PROBLEM TO SOLVE: Write out the listing below word for word, from its first line through the line with "y-tick-label: A local", and stop there.

━━━━━━━━━━━━━━━━

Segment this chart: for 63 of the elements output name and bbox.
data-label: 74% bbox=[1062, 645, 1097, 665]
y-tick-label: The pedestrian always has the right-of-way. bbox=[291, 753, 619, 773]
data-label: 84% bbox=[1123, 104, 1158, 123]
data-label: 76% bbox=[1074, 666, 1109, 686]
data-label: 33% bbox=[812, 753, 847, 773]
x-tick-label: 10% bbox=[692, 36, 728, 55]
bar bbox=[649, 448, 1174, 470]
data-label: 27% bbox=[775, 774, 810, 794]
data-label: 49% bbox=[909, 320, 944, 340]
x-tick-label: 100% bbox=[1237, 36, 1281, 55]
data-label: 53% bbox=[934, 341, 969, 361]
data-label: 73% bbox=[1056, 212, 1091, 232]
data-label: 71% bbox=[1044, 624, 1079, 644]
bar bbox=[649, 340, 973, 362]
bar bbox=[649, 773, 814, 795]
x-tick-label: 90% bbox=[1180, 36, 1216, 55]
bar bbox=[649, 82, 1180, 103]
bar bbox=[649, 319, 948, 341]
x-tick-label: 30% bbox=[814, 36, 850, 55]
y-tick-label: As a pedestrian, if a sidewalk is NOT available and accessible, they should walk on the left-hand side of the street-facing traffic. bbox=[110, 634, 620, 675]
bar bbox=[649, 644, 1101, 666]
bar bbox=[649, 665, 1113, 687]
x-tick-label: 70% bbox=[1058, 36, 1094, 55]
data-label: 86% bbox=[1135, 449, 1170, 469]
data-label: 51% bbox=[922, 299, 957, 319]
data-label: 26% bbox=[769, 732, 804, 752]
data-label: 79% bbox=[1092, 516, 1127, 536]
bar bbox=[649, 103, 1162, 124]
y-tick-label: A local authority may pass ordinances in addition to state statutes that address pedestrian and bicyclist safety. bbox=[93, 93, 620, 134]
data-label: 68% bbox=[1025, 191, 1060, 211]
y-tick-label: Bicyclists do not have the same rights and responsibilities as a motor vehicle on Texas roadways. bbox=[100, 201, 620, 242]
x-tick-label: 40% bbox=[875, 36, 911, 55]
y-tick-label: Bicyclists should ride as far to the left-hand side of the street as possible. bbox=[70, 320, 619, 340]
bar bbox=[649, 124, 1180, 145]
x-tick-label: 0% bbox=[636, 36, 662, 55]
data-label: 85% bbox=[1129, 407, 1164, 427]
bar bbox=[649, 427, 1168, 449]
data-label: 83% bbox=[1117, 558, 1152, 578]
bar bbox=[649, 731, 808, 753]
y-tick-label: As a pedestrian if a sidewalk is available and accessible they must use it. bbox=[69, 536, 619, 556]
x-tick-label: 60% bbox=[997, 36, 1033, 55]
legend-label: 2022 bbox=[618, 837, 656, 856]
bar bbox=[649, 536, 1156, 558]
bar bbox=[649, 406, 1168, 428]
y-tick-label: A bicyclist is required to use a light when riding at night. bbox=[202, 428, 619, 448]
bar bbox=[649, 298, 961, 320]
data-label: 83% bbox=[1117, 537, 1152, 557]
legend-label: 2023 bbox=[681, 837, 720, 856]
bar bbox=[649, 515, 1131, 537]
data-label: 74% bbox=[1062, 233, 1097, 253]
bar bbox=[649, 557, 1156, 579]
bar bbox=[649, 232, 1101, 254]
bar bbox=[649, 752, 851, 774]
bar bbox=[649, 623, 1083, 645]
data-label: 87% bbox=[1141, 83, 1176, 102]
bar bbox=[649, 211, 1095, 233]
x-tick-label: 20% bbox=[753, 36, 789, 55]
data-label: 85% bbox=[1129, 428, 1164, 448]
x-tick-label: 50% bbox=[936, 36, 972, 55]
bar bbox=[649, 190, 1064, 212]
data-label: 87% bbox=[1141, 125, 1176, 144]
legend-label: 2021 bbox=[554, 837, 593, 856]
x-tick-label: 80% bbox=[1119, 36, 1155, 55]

━━━━━━━━━━━━━━━━

TASK RESPONSE:
Segment this chart: for 63 of the elements output name and bbox.
data-label: 74% bbox=[1062, 645, 1097, 665]
y-tick-label: The pedestrian always has the right-of-way. bbox=[291, 753, 619, 773]
data-label: 84% bbox=[1123, 104, 1158, 123]
data-label: 76% bbox=[1074, 666, 1109, 686]
data-label: 33% bbox=[812, 753, 847, 773]
x-tick-label: 10% bbox=[692, 36, 728, 55]
bar bbox=[649, 448, 1174, 470]
data-label: 27% bbox=[775, 774, 810, 794]
data-label: 49% bbox=[909, 320, 944, 340]
x-tick-label: 100% bbox=[1237, 36, 1281, 55]
data-label: 53% bbox=[934, 341, 969, 361]
data-label: 73% bbox=[1056, 212, 1091, 232]
data-label: 71% bbox=[1044, 624, 1079, 644]
bar bbox=[649, 340, 973, 362]
bar bbox=[649, 773, 814, 795]
x-tick-label: 90% bbox=[1180, 36, 1216, 55]
bar bbox=[649, 82, 1180, 103]
bar bbox=[649, 319, 948, 341]
x-tick-label: 30% bbox=[814, 36, 850, 55]
y-tick-label: As a pedestrian, if a sidewalk is NOT available and accessible, they should walk on the left-hand side of the street-facing traffic. bbox=[110, 634, 620, 675]
bar bbox=[649, 644, 1101, 666]
bar bbox=[649, 665, 1113, 687]
x-tick-label: 70% bbox=[1058, 36, 1094, 55]
data-label: 86% bbox=[1135, 449, 1170, 469]
data-label: 51% bbox=[922, 299, 957, 319]
data-label: 26% bbox=[769, 732, 804, 752]
data-label: 79% bbox=[1092, 516, 1127, 536]
bar bbox=[649, 103, 1162, 124]
y-tick-label: A local authority may pass ordinances in addition to state statutes that address pedestrian and bicyclist safety. bbox=[93, 93, 620, 134]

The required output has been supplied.